| TASK DETAILS |
In the records below, pick out all lines containing the word "Search".
________________
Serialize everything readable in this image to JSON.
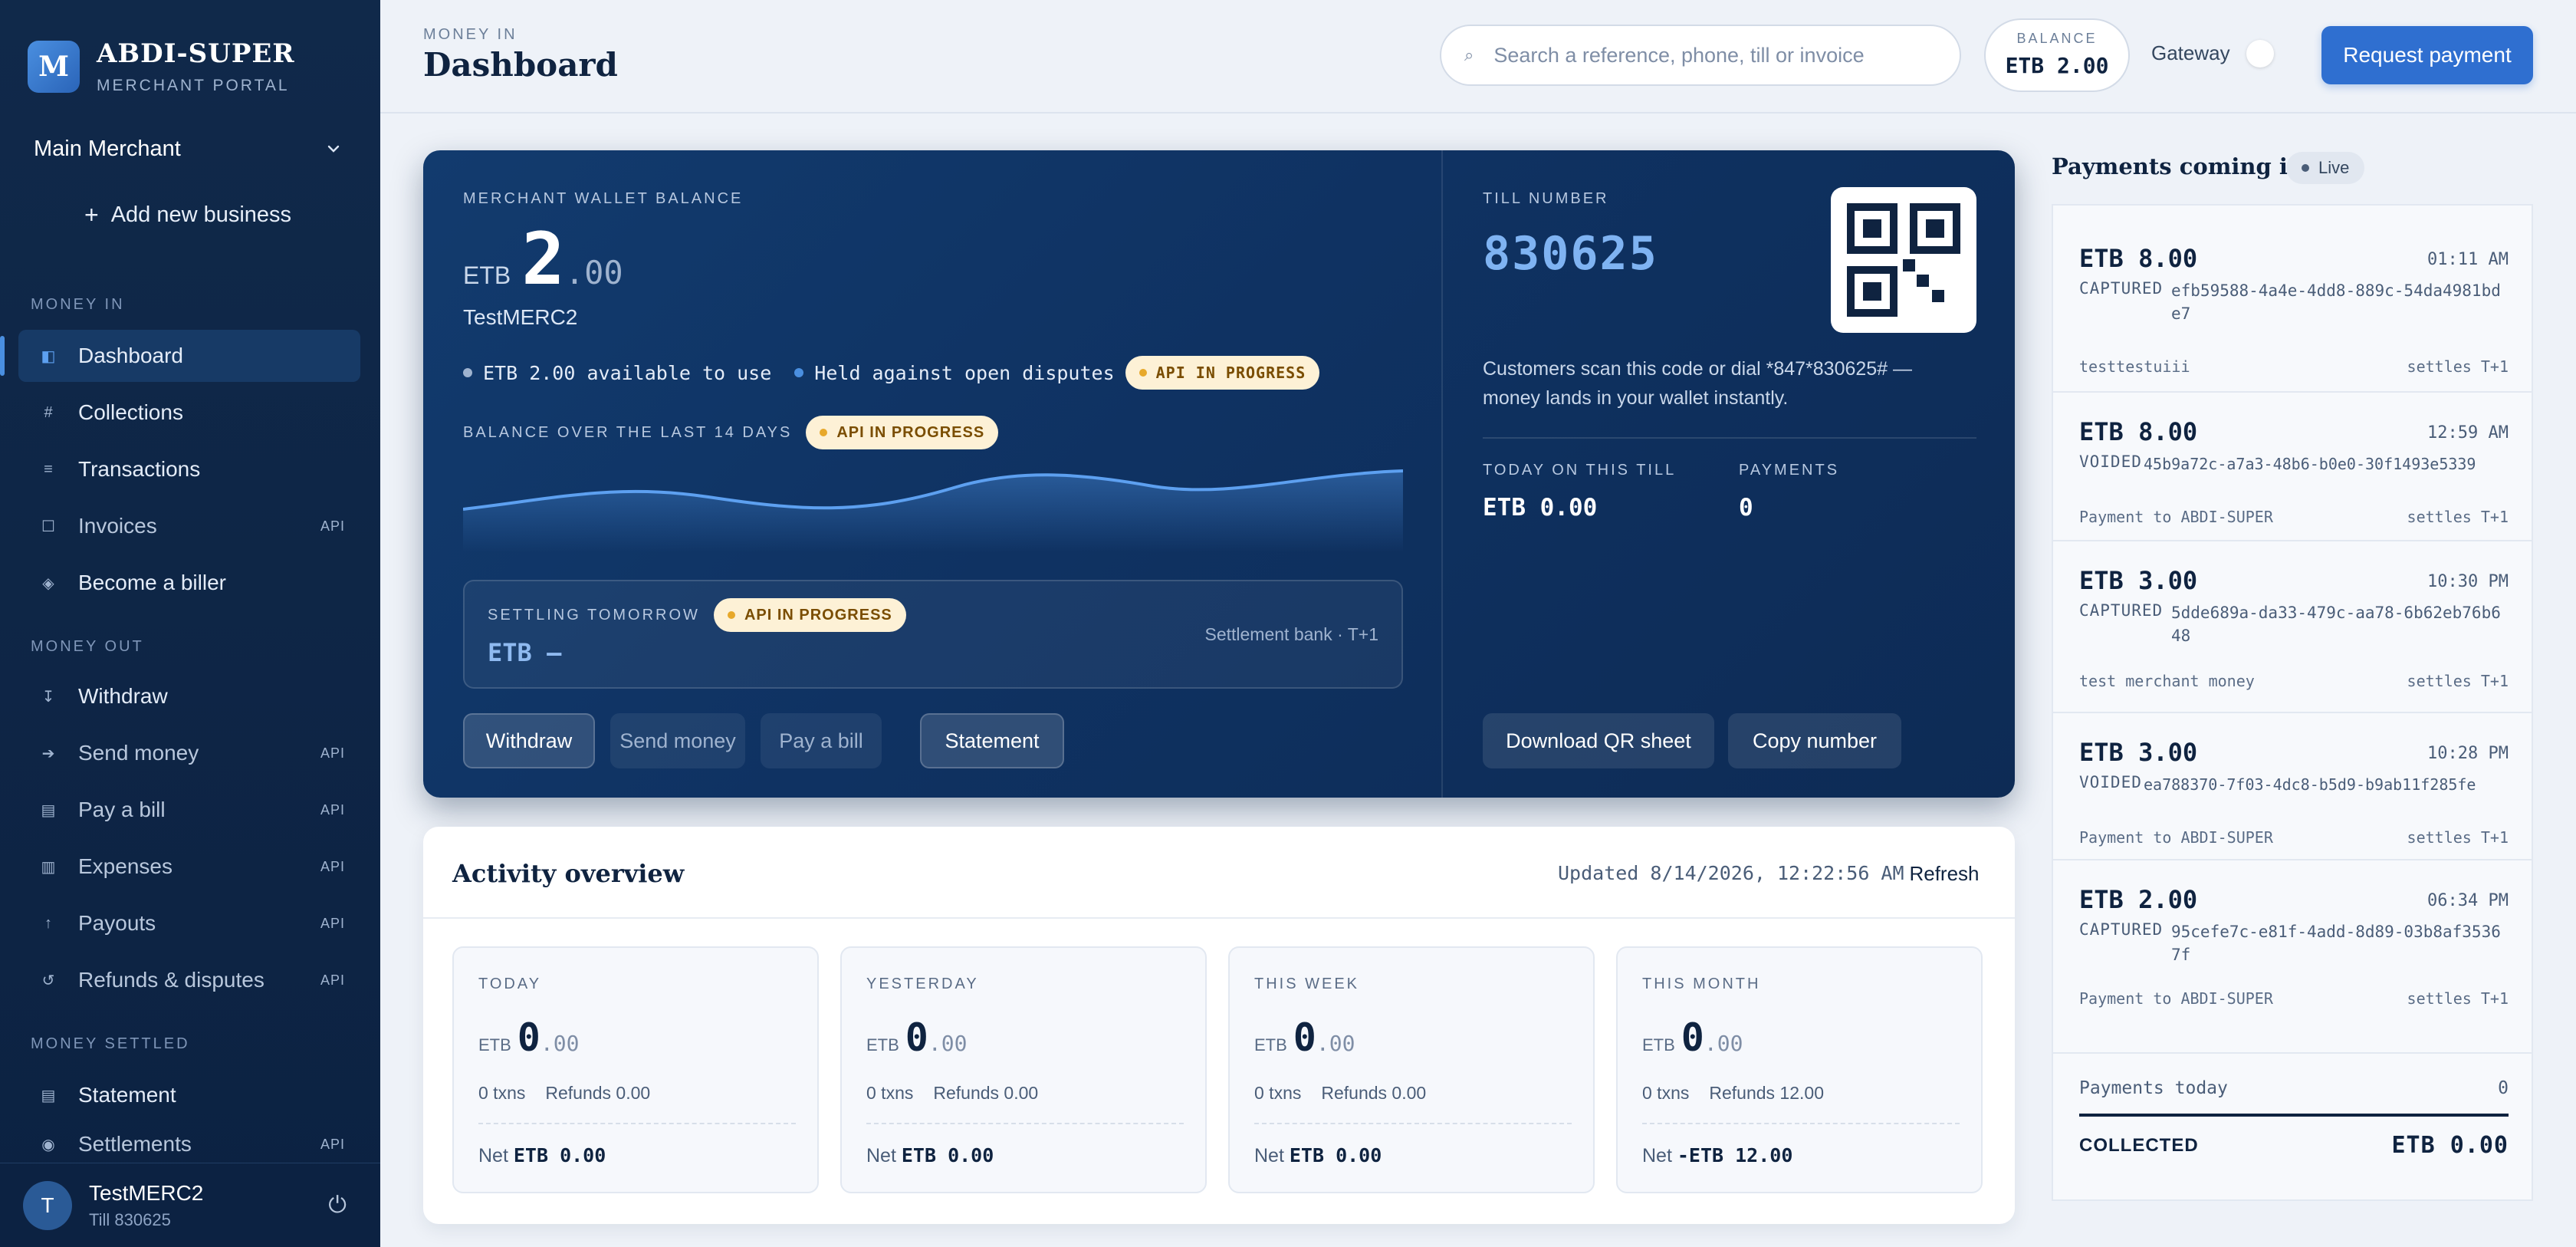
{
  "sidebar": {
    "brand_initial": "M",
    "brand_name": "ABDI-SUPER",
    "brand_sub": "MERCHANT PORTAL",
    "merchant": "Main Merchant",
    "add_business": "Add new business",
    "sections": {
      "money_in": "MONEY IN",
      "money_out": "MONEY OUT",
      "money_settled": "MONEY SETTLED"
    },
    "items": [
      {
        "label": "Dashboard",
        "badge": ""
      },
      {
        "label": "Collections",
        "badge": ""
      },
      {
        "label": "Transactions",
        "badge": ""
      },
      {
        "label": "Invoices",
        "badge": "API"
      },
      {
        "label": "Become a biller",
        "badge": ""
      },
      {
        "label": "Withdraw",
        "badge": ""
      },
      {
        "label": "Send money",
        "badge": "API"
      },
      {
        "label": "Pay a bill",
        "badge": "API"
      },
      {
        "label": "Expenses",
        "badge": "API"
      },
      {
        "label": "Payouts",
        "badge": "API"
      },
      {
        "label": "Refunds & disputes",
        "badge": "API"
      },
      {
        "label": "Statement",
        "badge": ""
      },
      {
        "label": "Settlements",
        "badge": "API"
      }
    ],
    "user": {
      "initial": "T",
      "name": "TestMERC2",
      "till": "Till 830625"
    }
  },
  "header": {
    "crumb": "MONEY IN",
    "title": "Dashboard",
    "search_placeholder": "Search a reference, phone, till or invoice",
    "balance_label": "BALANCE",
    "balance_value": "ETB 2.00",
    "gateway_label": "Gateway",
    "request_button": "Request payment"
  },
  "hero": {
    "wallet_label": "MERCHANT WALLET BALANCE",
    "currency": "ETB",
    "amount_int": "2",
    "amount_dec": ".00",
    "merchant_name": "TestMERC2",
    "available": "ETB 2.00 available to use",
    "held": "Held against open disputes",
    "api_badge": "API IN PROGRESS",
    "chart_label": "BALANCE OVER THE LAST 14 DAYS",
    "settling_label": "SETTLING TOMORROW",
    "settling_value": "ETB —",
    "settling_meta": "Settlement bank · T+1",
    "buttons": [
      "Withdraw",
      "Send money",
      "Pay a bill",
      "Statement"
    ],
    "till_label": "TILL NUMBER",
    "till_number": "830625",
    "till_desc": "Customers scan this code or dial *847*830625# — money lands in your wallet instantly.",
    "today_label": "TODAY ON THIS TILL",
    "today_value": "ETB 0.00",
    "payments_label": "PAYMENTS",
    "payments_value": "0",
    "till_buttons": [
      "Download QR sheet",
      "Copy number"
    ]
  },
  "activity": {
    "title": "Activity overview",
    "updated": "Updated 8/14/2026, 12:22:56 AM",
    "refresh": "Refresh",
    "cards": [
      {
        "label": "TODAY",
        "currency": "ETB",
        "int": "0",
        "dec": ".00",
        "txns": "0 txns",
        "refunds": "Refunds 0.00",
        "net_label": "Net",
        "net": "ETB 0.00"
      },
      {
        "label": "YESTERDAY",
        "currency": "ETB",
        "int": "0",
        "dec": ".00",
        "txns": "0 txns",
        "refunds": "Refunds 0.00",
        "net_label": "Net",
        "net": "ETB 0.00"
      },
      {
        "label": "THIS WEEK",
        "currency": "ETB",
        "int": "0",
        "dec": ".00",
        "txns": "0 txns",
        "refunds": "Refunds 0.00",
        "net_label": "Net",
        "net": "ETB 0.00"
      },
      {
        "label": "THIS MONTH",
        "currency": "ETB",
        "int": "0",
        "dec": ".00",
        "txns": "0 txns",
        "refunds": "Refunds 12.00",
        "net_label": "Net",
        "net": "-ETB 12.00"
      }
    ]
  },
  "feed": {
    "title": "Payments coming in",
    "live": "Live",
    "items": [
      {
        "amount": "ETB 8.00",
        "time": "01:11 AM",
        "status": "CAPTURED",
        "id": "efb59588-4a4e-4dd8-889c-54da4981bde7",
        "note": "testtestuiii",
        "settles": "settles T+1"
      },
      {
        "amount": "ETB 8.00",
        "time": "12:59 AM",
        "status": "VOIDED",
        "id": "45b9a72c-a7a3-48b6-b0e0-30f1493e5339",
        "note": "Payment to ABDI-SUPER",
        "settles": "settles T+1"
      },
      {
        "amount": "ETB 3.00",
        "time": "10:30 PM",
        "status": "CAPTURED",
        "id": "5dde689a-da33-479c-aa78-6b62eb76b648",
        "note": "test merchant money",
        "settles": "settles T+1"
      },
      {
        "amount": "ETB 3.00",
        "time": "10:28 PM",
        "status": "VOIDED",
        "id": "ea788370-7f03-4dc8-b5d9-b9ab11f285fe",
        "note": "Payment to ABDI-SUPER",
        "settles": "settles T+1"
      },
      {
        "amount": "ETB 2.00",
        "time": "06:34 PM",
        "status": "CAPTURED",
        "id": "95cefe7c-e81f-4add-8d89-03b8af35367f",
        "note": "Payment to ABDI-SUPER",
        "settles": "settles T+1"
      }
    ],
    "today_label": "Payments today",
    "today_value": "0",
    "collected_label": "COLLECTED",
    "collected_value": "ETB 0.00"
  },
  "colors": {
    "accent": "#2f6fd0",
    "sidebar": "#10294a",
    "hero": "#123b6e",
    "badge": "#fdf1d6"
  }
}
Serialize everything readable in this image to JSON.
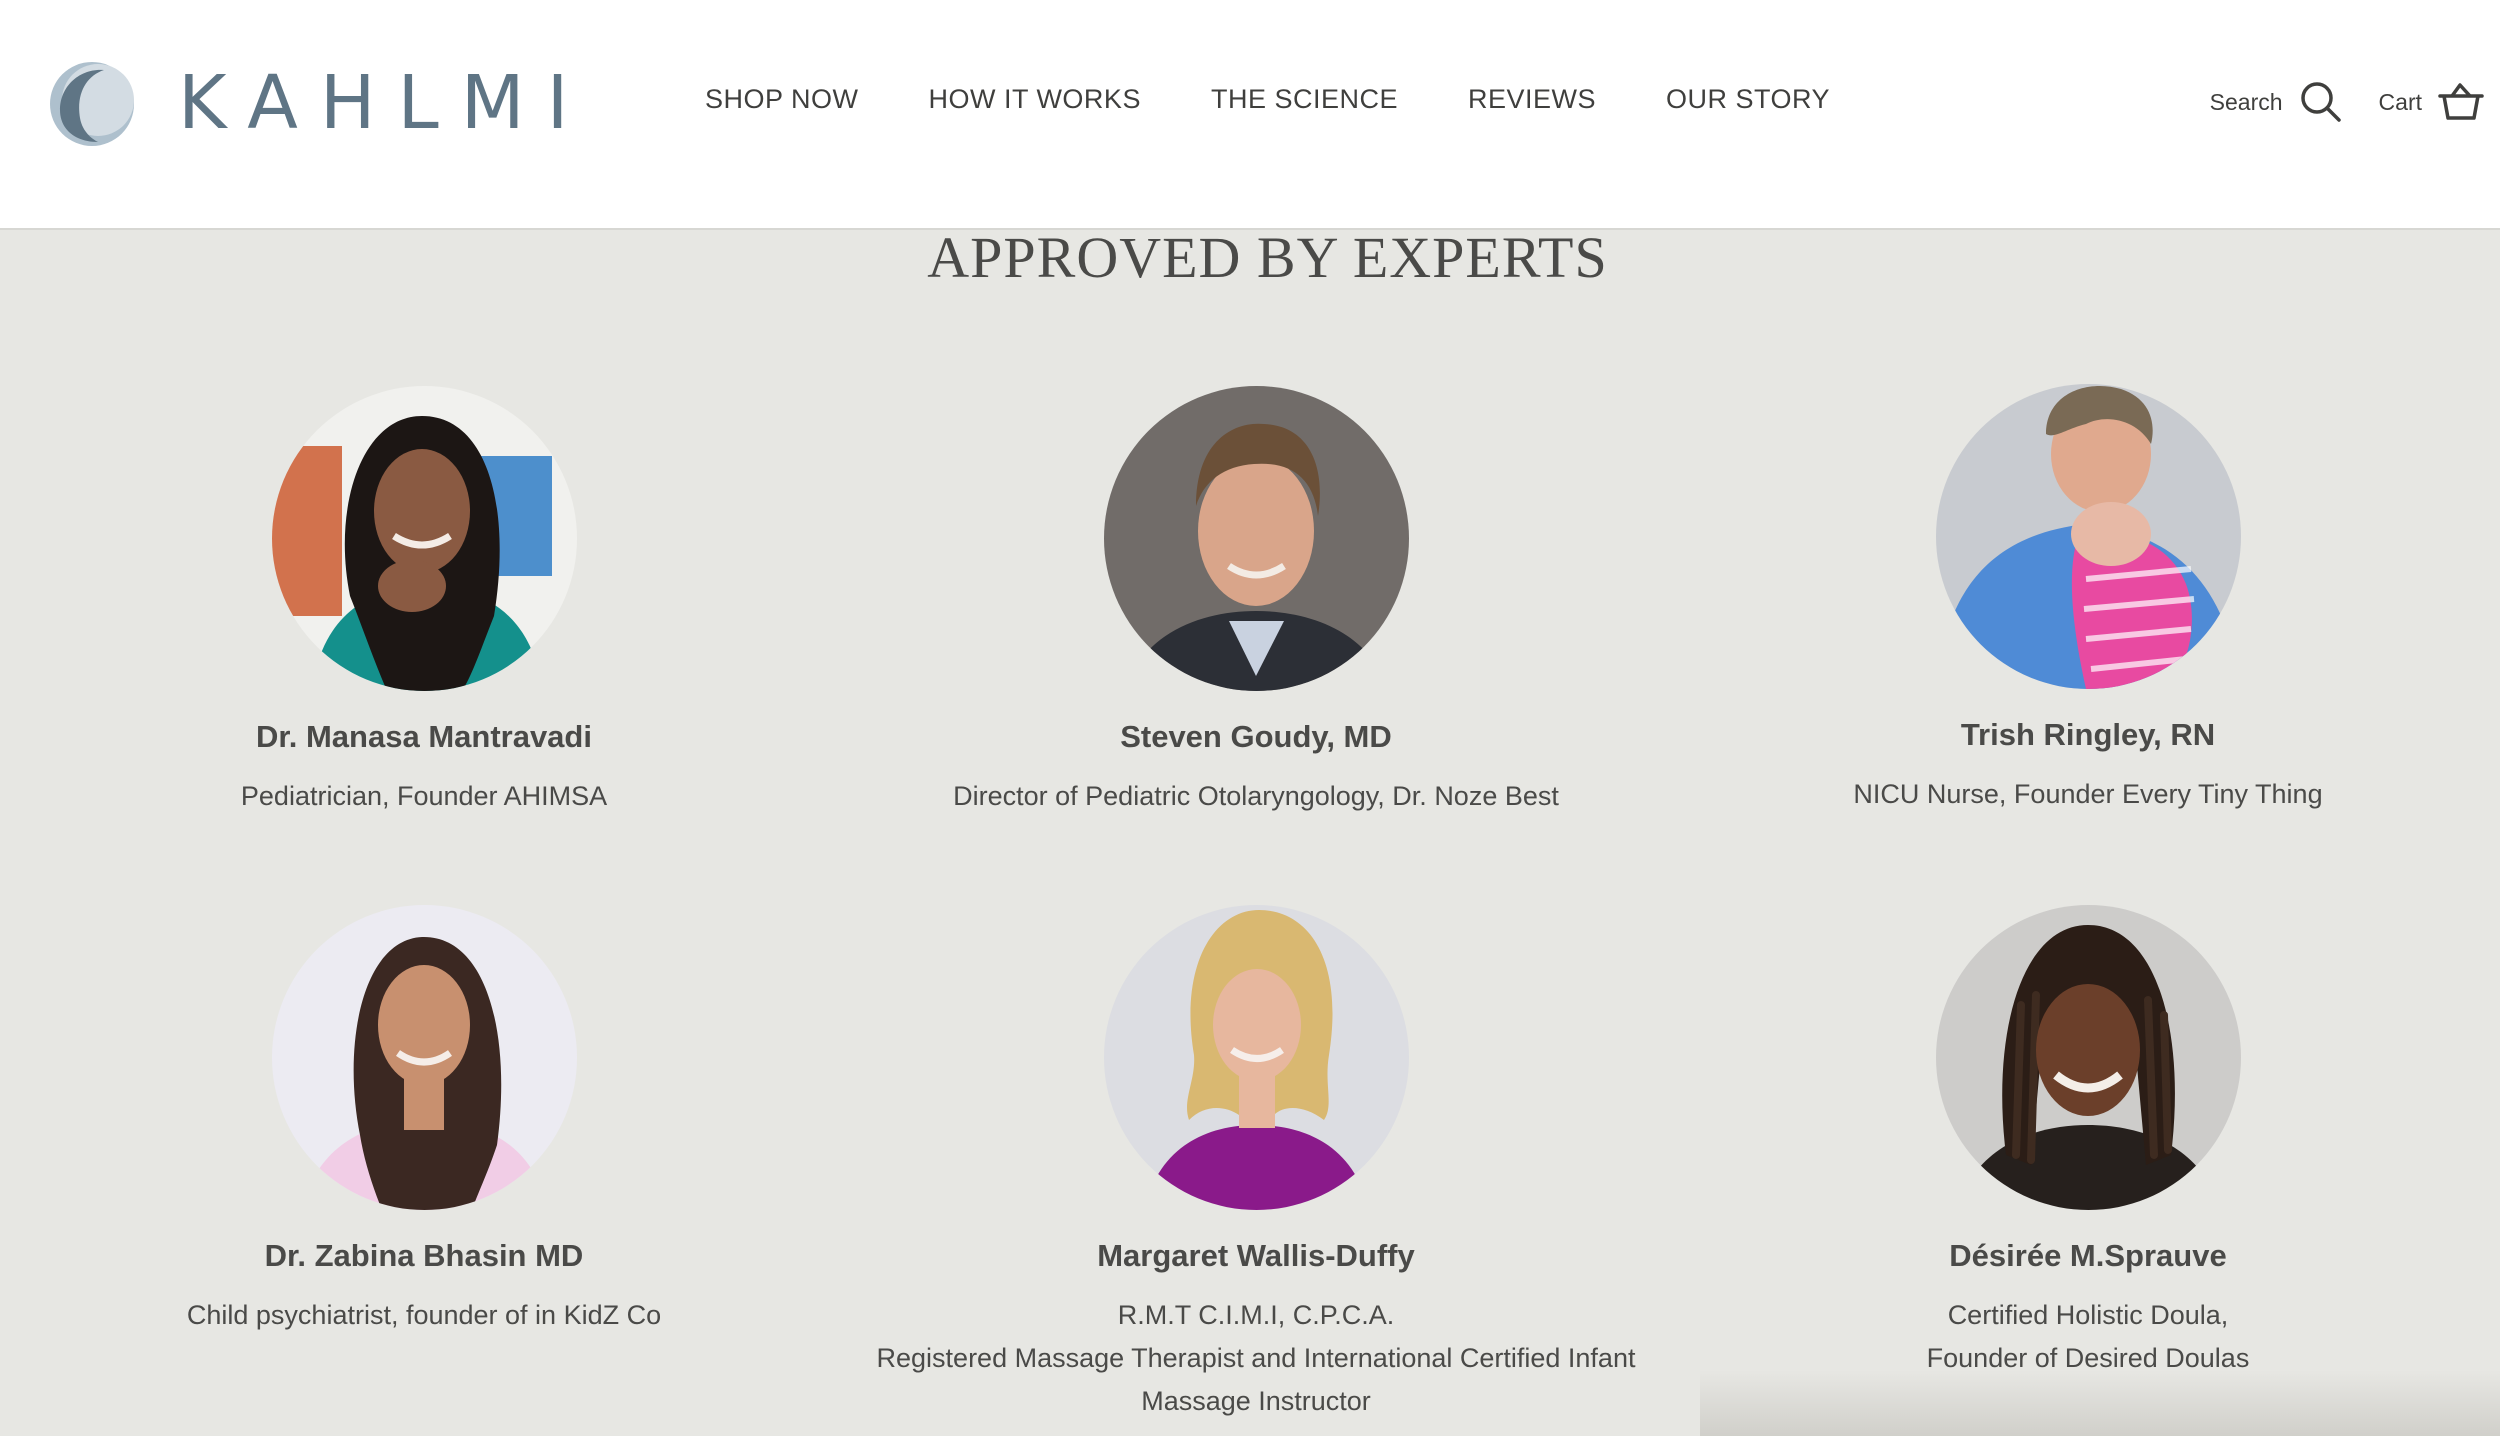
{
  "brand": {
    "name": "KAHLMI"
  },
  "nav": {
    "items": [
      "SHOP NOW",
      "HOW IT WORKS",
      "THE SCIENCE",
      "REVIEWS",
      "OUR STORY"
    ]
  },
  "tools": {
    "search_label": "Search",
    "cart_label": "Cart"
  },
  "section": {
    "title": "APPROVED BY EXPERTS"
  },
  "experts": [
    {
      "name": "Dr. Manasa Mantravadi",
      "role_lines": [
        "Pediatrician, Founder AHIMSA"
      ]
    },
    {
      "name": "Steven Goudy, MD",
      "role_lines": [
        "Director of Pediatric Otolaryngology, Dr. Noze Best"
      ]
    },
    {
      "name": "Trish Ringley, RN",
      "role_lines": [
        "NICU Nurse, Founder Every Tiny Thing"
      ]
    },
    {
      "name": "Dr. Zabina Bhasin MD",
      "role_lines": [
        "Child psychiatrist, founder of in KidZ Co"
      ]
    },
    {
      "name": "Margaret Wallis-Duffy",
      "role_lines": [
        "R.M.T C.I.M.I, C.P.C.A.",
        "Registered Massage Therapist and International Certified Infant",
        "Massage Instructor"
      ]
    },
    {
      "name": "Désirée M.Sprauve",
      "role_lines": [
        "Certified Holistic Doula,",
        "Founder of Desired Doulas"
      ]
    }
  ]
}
________________
| WRITTEN ANSWER |
    "search_placeholder": "Search a reference, phone, till or invoice",
    "search_label": "Search",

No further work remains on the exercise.